* REQUIRED TASK *
Each line of the data that includes the string "故本选项错误" is to be copied out.

** START OF DATA ENTRIES **

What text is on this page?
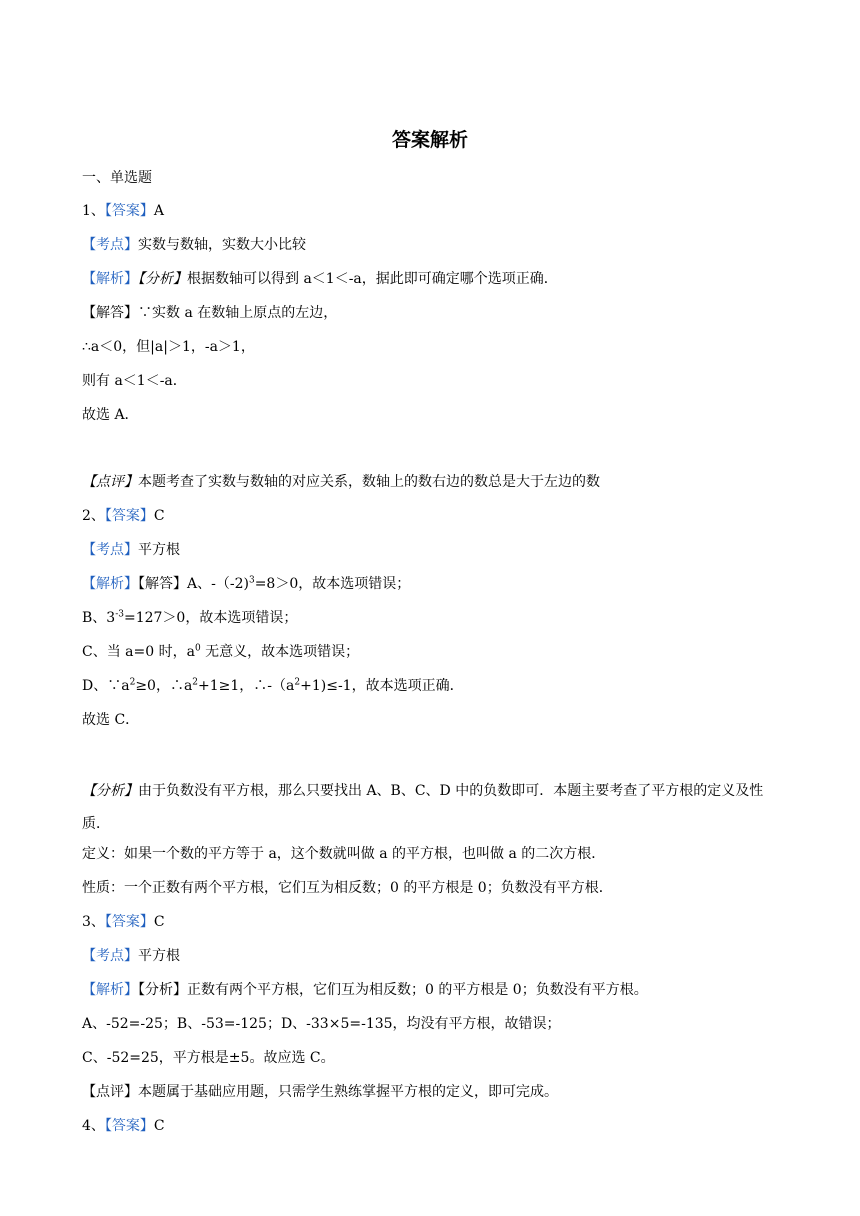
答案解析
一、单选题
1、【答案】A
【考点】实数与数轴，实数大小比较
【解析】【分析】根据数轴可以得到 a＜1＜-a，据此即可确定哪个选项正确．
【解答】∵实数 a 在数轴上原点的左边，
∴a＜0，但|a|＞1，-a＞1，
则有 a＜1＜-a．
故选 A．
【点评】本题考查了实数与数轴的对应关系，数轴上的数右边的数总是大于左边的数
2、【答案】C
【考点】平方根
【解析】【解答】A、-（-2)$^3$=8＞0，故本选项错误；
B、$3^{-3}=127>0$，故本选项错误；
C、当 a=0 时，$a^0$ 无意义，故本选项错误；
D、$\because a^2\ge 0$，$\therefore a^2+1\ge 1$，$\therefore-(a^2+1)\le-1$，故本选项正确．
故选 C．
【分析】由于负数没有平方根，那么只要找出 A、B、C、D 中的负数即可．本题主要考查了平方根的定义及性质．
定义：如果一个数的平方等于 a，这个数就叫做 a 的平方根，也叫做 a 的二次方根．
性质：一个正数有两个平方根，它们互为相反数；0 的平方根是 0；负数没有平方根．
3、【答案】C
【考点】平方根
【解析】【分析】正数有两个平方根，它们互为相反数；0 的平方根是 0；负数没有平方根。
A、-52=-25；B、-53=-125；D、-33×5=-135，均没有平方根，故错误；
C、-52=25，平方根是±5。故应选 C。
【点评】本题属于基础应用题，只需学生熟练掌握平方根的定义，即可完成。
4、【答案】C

** END OF DATA ENTRIES **
** START OF DATA ENTRIES **

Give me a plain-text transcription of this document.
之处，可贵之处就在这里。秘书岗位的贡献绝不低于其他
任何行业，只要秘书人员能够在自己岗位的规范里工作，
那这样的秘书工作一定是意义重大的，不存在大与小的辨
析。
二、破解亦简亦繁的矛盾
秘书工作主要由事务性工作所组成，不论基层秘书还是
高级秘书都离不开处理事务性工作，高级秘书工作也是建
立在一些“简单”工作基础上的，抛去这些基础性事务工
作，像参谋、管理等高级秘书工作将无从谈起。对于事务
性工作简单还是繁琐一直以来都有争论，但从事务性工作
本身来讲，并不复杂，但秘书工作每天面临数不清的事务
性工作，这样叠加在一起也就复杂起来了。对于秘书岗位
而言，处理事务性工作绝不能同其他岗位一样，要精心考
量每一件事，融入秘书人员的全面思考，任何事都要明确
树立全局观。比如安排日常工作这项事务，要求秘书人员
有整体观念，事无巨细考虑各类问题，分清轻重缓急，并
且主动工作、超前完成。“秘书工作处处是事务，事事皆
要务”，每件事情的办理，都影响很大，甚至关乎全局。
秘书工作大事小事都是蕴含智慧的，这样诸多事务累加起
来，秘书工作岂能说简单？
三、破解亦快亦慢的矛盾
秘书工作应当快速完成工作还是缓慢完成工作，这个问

** END OF DATA ENTRIES **

* REPLY *
【解析】【解答】A、-（-2)$^3$=8＞0，故本选项错误；
B、$3^{-3}=127>0$，故本选项错误；
C、当 a=0 时，$a^0$ 无意义，故本选项错误；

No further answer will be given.